[Problem statement] Every entry here needs to be repeated exactly.

[Information shown]
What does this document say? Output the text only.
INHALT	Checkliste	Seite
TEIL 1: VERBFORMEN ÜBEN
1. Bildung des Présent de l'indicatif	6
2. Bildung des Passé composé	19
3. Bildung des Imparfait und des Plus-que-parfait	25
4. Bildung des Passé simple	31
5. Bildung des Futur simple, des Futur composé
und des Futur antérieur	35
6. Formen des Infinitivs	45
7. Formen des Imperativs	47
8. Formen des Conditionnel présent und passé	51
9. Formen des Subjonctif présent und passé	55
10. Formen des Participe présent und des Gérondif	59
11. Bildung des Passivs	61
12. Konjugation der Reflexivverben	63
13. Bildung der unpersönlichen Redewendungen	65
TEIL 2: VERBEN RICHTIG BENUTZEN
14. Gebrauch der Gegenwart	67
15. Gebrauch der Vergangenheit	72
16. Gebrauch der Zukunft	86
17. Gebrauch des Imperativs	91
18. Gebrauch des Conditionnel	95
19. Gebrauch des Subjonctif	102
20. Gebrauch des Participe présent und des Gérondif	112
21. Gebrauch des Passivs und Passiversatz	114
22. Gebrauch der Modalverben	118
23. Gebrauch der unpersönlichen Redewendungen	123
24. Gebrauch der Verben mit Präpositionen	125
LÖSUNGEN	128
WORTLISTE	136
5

[The completed task]
What does this document say? Output the text only.
INHALT	Checkliste	Seite
TEIL 1: VERBFORMEN ÜBEN
1. Bildung des Présent de l'indicatif	6
2. Bildung des Passé composé	19
3. Bildung des Imparfait und des Plus-que-parfait	25
4. Bildung des Passé simple	31
5. Bildung des Futur simple, des Futur composé
und des Futur antérieur	35
6. Formen des Infinitivs	45
7. Formen des Imperativs	47
8. Formen des Conditionnel présent und passé	51
9. Formen des Subjonctif présent und passé	55
10. Formen des Participe présent und des Gérondif	59
11. Bildung des Passivs	61
12. Konjugation der Reflexivverben	63
13. Bildung der unpersönlichen Redewendungen	65
TEIL 2: VERBEN RICHTIG BENUTZEN
14. Gebrauch der Gegenwart	67
15. Gebrauch der Vergangenheit	72
16. Gebrauch der Zukunft	86
17. Gebrauch des Imperativs	91
18. Gebrauch des Conditionnel	95
19. Gebrauch des Subjonctif	102
20. Gebrauch des Participe présent und des Gérondif	112
21. Gebrauch des Passivs und Passiversatz	114
22. Gebrauch der Modalverben	118
23. Gebrauch der unpersönlichen Redewendungen	123
24. Gebrauch der Verben mit Präpositionen	125
LÖSUNGEN	128
WORTLISTE	136
5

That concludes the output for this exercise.